Text excerpt.
-------------------------

If I have grievously erred by somehow jumping to the wrong conclusion, and you, not Baby, have been driving this whole time, I have one last question:  would you consider switching car seats with Baby?  Because, really?  Baby could not possibly drive any worse.  And Baby has a valid excuse for not knowing that “red means stop,” but you?  Do not.

Perhaps Baby could drive you back to the mall where you purchased your adorable yellow plastic suction-cup window sign to find something more suitable – like “Jackass Behind the Wheel?”  

And maybe, just maybe, with enough practice, you and Baby will master the Barbie car.

Saturday, January 29, 2011

"No Yanky My Wanky!"

After many, many weeks, the Christmas kitten finally has a name.

Introducing . . .  Jake Ryan!!  

"Jake Ryan?  He's only the most popular boy in school."


Urban Dictionary defines Jake Ryan as "the name used by women to describe the perfect boyfriend."  Or, in this case, the perfect kitten.

"Jake is a senior, and he's beautiful and perfect."

Kitten Jake Ryan manages to be cute even without the plaid shirt or the hair gel.  Like the real Jake Ryan, Kitten Jake Ryan is charming and suave.  He gives hugs and Eskimo kisses.  He also wakes me up at 5:30 am by pawing at my hair, and he has been known to drink from the toilet, but, hey, what is "perfect"??

Jake Ryan has other wonderful qualities.  For example, he loves Christmas:


But he has no patience for girls who behave like princesses:


He may not drive a red Porsche or live in a big house in Highland Park or get my underwear back from a geek, but the chicks clearly dig him:

"Jake Ryan?  He doesn't even know you exist."

Yep, just like the real Jake Ryan.

Random Look Inside My Brain #1

                Me (flipping through channel guide):  Nothing on, nothing on, nothing on – Oooh!  One-hour “Keeping Up With the Kardashians” season finale!  Awesome!

Pause.

Me:  What the hell is wrong with me? 

Cut to fifty-five minutes later:

Me:  Please, please, please show Bruce’s new haircut!!  And his piercings!  I wonder if Kris and the girls will like his hair?!?!

Pause.

Me:  Really, what the hell is wrong with me??

Two minutes later:

Me:  What is Khloe wearing on her head?  Does she believe she is a princess or is that her Halloween costume?  Wait, why are the credits rolling?  Is it over?  It can’t be over!!

-------------------------

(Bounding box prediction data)
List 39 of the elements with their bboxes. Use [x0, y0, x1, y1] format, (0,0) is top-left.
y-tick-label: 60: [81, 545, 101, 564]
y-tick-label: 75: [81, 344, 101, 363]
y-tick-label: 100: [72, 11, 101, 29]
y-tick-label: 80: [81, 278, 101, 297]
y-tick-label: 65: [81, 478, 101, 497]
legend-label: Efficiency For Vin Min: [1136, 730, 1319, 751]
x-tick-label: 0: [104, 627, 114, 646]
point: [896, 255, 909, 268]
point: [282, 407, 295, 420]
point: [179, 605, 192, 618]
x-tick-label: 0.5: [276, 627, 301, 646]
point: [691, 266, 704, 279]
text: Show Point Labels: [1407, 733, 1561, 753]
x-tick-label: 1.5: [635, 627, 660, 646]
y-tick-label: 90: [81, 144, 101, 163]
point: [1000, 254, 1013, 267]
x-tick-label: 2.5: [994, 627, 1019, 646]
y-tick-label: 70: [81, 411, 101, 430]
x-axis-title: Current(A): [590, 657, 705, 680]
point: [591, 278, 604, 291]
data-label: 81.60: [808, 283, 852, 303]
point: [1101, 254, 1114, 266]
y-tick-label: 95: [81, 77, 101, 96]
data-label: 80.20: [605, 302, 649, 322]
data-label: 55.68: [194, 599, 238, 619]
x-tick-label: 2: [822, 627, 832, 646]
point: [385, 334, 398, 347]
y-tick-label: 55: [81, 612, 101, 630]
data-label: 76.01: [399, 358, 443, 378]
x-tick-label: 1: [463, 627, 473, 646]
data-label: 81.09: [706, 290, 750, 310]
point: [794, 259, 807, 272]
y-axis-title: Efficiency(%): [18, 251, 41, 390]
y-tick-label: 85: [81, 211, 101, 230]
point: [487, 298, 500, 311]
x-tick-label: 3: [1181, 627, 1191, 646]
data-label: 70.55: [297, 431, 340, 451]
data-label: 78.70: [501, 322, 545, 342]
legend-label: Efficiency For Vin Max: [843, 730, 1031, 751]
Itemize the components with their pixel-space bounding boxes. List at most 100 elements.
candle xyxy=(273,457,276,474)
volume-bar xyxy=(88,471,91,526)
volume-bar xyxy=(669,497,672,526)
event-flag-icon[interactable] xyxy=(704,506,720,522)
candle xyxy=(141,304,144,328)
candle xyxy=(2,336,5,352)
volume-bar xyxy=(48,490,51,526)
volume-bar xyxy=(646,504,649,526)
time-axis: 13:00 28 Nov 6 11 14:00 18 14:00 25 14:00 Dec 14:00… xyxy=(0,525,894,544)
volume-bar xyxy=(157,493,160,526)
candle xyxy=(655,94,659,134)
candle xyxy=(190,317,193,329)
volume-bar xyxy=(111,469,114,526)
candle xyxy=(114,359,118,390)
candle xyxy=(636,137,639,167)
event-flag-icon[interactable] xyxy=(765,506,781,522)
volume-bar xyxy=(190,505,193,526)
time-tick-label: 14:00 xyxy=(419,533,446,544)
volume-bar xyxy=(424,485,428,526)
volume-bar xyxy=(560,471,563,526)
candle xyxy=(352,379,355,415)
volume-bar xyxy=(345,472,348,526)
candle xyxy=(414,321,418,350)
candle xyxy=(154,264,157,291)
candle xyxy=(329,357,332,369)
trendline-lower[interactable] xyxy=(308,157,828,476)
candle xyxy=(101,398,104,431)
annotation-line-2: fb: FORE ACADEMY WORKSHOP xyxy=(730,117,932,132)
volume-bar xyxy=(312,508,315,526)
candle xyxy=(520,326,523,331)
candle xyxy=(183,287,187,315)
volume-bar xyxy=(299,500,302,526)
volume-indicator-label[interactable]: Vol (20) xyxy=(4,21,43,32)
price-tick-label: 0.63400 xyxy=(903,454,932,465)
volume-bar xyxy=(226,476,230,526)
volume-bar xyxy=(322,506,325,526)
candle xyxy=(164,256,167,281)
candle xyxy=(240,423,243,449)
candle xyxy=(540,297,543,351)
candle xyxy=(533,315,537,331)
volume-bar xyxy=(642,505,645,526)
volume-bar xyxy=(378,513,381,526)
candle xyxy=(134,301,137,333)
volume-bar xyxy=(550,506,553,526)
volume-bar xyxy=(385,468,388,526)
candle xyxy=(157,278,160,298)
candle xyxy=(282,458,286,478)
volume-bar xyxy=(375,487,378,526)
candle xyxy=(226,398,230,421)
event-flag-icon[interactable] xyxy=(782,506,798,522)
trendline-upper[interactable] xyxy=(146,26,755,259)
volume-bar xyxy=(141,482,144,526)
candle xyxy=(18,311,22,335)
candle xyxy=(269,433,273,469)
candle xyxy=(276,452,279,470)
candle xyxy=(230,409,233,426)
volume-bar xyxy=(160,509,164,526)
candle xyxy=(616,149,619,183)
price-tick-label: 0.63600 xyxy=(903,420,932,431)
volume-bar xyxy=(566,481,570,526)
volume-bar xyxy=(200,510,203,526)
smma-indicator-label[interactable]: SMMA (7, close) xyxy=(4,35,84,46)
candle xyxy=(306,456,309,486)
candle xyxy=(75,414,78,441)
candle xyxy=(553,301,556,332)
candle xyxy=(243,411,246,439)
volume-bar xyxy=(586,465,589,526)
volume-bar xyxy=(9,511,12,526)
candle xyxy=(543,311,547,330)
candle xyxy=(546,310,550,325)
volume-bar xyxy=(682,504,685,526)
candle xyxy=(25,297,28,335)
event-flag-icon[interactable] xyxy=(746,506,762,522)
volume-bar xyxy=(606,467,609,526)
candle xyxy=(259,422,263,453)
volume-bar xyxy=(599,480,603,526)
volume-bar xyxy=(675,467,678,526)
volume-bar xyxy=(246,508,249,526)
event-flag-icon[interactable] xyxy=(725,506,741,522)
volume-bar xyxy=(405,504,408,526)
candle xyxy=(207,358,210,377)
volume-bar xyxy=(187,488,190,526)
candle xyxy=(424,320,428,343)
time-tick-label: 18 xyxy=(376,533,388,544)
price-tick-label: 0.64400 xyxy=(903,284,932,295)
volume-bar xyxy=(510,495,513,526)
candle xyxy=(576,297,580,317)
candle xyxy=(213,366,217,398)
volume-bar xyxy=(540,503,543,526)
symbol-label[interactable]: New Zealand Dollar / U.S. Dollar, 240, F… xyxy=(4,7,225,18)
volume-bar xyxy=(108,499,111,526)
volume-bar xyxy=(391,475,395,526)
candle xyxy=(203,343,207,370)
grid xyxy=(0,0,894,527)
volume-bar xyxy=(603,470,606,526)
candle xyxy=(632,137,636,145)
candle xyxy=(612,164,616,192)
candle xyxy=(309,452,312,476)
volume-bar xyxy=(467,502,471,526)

-------------------------

Task to complete. In the blog excerpt, copy word for word the part that begins with the words containing "And maybe, just" and ends with "Introducing . . .  Jake Ryan!!".

Answer.
And maybe, just maybe, with enough practice, you and Baby will master the Barbie car.

Saturday, January 29, 2011

"No Yanky My Wanky!"

After many, many weeks, the Christmas kitten finally has a name.

Introducing . . .  Jake Ryan!!